QUOTED PASSAGE:

The problem is the data are imported in R in textual string and therefor they need some processing before we can actually use them.
Before starting importing data from the web however, we are going to download and import a shapefile with the borders of all the countries in the world from this page: thematicmapping.org
The code for doing it is the following:
download.file("http://thematicmapping.org/downloads/TM_WORLD_BORDERS_SIMPL-0.3.zip",destfile="TM_WORLD_BORDERS_SIMPL-0.3.zip") unzip("TM_WORLD_BORDERS_SIMPL-0.3.zip",exdir=getwd()) polygons <- shapefile("TM_WORLD_BORDERS_SIMPL-0.3.shp")
In the first line we use the function download.file to download the zip containing the shapefile. Here we need to specify the destination, which I called with the same name of the object.
At this point we have downloaded a zip file in the working directory, so we need to extract its contents. We can do that using unzip, which require as arguments the name of the zip file and the directory where to extract its contents, in this case I used getwd() to extract everything in the working directory.

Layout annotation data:
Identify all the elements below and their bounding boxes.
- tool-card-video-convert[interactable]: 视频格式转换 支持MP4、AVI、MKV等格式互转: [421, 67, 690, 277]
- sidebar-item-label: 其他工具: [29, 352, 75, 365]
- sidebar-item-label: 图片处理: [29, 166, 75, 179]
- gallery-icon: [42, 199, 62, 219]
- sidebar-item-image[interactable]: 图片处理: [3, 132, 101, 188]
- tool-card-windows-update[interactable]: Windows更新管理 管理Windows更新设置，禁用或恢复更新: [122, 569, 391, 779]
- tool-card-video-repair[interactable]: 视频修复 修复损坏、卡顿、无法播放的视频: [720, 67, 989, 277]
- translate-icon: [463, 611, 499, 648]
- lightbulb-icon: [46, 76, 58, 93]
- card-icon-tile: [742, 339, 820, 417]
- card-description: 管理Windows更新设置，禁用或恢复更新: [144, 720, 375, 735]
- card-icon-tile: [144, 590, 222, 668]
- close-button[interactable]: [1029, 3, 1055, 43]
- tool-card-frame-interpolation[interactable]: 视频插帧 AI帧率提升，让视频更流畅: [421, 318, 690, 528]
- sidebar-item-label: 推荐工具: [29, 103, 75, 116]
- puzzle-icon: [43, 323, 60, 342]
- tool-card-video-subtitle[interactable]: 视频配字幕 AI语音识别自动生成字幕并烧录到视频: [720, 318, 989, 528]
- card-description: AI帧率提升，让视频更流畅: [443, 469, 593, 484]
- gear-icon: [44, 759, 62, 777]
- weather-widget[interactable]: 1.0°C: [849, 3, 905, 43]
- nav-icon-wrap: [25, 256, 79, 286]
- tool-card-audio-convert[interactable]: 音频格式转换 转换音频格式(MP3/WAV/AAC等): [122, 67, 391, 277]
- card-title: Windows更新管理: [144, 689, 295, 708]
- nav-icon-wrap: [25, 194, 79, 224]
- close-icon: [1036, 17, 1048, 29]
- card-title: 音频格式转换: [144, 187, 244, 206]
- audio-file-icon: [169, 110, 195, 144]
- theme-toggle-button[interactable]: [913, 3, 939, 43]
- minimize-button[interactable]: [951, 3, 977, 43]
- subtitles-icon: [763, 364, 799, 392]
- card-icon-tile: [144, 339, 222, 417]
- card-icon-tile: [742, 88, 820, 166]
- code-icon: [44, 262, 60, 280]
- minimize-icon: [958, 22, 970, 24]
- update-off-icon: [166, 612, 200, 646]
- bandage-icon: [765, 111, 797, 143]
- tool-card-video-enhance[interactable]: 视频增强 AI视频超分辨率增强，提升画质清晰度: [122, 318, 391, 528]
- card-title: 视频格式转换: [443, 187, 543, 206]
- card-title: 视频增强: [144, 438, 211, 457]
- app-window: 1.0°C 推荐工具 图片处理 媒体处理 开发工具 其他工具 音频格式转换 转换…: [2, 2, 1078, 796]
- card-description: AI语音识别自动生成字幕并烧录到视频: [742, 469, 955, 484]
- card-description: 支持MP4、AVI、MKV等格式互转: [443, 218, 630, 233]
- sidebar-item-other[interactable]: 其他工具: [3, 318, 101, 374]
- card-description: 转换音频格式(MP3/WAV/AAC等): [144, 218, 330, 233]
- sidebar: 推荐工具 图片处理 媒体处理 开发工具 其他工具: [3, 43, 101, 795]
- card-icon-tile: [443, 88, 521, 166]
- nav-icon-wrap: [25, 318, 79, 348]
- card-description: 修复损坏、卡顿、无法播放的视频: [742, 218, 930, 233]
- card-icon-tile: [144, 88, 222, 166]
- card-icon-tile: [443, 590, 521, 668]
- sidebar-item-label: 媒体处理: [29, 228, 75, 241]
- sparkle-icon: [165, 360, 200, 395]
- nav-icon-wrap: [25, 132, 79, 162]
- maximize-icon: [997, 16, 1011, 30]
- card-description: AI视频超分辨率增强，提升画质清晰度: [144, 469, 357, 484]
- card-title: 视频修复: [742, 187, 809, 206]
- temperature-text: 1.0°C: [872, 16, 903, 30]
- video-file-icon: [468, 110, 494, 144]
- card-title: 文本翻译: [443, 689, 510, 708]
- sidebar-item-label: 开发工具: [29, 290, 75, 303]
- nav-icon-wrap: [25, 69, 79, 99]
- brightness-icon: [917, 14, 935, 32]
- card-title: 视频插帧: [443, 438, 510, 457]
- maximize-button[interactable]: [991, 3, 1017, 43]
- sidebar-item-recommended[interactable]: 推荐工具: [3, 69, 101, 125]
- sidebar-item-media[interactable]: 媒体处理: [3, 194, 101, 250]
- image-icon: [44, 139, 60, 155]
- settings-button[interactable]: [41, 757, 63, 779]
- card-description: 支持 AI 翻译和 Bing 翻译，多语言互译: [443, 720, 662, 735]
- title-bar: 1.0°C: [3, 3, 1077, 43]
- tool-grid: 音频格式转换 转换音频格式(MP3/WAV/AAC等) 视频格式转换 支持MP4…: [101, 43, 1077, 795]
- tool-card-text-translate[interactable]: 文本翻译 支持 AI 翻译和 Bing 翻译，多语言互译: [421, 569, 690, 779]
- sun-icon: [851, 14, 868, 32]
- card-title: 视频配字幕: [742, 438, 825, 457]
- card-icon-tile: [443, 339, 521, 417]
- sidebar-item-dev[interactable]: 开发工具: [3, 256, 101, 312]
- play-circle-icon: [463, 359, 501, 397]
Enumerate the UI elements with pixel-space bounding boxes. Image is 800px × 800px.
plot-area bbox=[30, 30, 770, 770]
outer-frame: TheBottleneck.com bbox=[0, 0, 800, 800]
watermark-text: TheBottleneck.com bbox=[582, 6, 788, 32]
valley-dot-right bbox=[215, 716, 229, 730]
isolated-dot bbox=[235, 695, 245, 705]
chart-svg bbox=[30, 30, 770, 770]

TASK TO COMPLETE: Reproduce the passage on downloading and unzipping a world borders shapefile in R, word for word and in full. The material is not needed for this.

RESPONSE TO THIS TASK:
The problem is the data are imported in R in textual string and therefor they need some processing before we can actually use them.
Before starting importing data from the web however, we are going to download and import a shapefile with the borders of all the countries in the world from this page: thematicmapping.org
The code for doing it is the following:
download.file("http://thematicmapping.org/downloads/TM_WORLD_BORDERS_SIMPL-0.3.zip",destfile="TM_WORLD_BORDERS_SIMPL-0.3.zip") unzip("TM_WORLD_BORDERS_SIMPL-0.3.zip",exdir=getwd()) polygons <- shapefile("TM_WORLD_BORDERS_SIMPL-0.3.shp")
In the first line we use the function download.file to download the zip containing the shapefile. Here we need to specify the destination, which I called with the same name of the object.
At this point we have downloaded a zip file in the working directory, so we need to extract its contents. We can do that using unzip, which require as arguments the name of the zip file and the directory where to extract its contents, in this case I used getwd() to extract everything in the working directory.